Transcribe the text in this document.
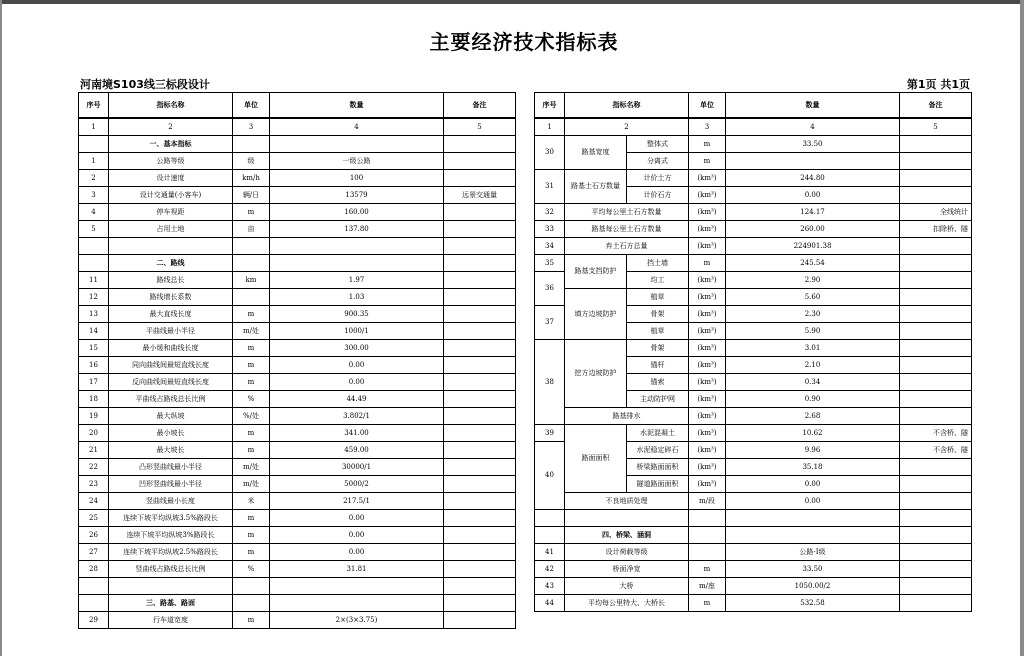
主要经济技术指标表
河南境S103线三标段设计	第1页 共1页
序号	指标名称	单位	数量	备注
1	2	3	4	5
	一、基本指标			
1	公路等级	级	一级公路	
2	设计速度	km/h	100	
3	设计交通量(小客车)	辆/日	13579	远景交通量
4	停车视距	m	160.00	
5	占用土地	亩	137.80	

	二、路线			
11	路线总长	km	1.97	
12	路线增长系数		1.03	
13	最大直线长度	m	900.35	
14	平曲线最小半径	m/处	1000/1	
15	最小缓和曲线长度	m	300.00	
16	同向曲线间最短直线长度	m	0.00	
17	反向曲线间最短直线长度	m	0.00	
18	平曲线占路线总长比例	%	44.49	
19	最大纵坡	%/处	3.802/1	
20	最小坡长	m	341.00	
21	最大坡长	m	459.00	
22	凸形竖曲线最小半径	m/处	30000/1	
23	凹形竖曲线最小半径	m/处	5000/2	
24	竖曲线最小长度	米	217.5/1	
25	连续下坡平均纵坡3.5%路段长	m	0.00	
26	连续下坡平均纵坡3%路段长	m	0.00	
27	连续下坡平均纵坡2.5%路段长	m	0.00	
28	竖曲线占路线总长比例	%	31.81	

	三、路基、路面			
29	行车道宽度	m	2×(3×3.75)	
序号	指标名称		单位	数量	备注
1	2		3	4	5
30	路基宽度	整体式	m	33.50	
		分离式	m		
31	路基土石方数量	计价土方	(km³)	244.80	
		计价石方	(km³)	0.00	
32	平均每公里土石方数量		(km³)	124.17	全线统计
33	路基每公里土石方数量		(km³)	260.00	扣除桥、隧
34	弃土石方总量		(km³)	224901.38	
35	路基支挡防护	挡土墙	m	245.54	
36		均工	(km³)	2.90	
	填方边坡防护	植草	(km³)	5.60	
37		骨架	(km³)	2.30	
		植草	(km³)	5.90	
38	挖方边坡防护	骨架	(km³)	3.01	
		锚杆	(km³)	2.10	
		锚索	(km³)	0.34	
		主动防护网	(km³)	0.90	
	路基排水		(km³)	2.68	
39	路面面积	水泥混凝土	(km³)	10.62	不含桥、隧
40		水泥稳定碎石	(km³)	9.96	不含桥、隧
		桥梁路面面积	(km³)	35.18	
		隧道路面面积	(km³)	0.00	
	不良地质处理		m/段	0.00	

	四、桥梁、涵洞				
41	设计荷载等级			公路-Ⅰ级	
42	桥面净宽		m	33.50	
43	大桥		m/座	1050.00/2	
44	平均每公里特大、大桥长		m	532.58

===============

* [Aim of the task] Omit the pictures and give the material again, exactly and in full.

* [Solution to this task]
Transcribe the text in this document.
主要经济技术指标表
河南境S103线三标段设计	第1页 共1页
序号	指标名称	单位	数量	备注
1	2	3	4	5
	一、基本指标			
1	公路等级	级	一级公路	
2	设计速度	km/h	100	
3	设计交通量(小客车)	辆/日	13579	远景交通量
4	停车视距	m	160.00	
5	占用土地	亩	137.80	

	二、路线			
11	路线总长	km	1.97	
12	路线增长系数		1.03	
13	最大直线长度	m	900.35	
14	平曲线最小半径	m/处	1000/1	
15	最小缓和曲线长度	m	300.00	
16	同向曲线间最短直线长度	m	0.00	
17	反向曲线间最短直线长度	m	0.00	
18	平曲线占路线总长比例	%	44.49	
19	最大纵坡	%/处	3.802/1	
20	最小坡长	m	341.00	
21	最大坡长	m	459.00	
22	凸形竖曲线最小半径	m/处	30000/1	
23	凹形竖曲线最小半径	m/处	5000/2	
24	竖曲线最小长度	米	217.5/1	
25	连续下坡平均纵坡3.5%路段长	m	0.00	
26	连续下坡平均纵坡3%路段长	m	0.00	
27	连续下坡平均纵坡2.5%路段长	m	0.00	
28	竖曲线占路线总长比例	%	31.81	

	三、路基、路面			
29	行车道宽度	m	2×(3×3.75)	
序号	指标名称		单位	数量	备注
1	2		3	4	5
30	路基宽度	整体式	m	33.50	
		分离式	m		
31	路基土石方数量	计价土方	(km³)	244.80	
		计价石方	(km³)	0.00	
32	平均每公里土石方数量		(km³)	124.17	全线统计
33	路基每公里土石方数量		(km³)	260.00	扣除桥、隧
34	弃土石方总量		(km³)	224901.38	
35	路基支挡防护	挡土墙	m	245.54	
36		均工	(km³)	2.90	
	填方边坡防护	植草	(km³)	5.60	
37		骨架	(km³)	2.30	
		植草	(km³)	5.90	
38	挖方边坡防护	骨架	(km³)	3.01	
		锚杆	(km³)	2.10	
		锚索	(km³)	0.34	
		主动防护网	(km³)	0.90	
	路基排水		(km³)	2.68	
39	路面面积	水泥混凝土	(km³)	10.62	不含桥、隧
40		水泥稳定碎石	(km³)	9.96	不含桥、隧
		桥梁路面面积	(km³)	35.18	
		隧道路面面积	(km³)	0.00	
	不良地质处理		m/段	0.00	

	四、桥梁、涵洞				
41	设计荷载等级			公路-Ⅰ级	
42	桥面净宽		m	33.50	
43	大桥		m/座	1050.00/2	
44	平均每公里特大、大桥长		m	532.58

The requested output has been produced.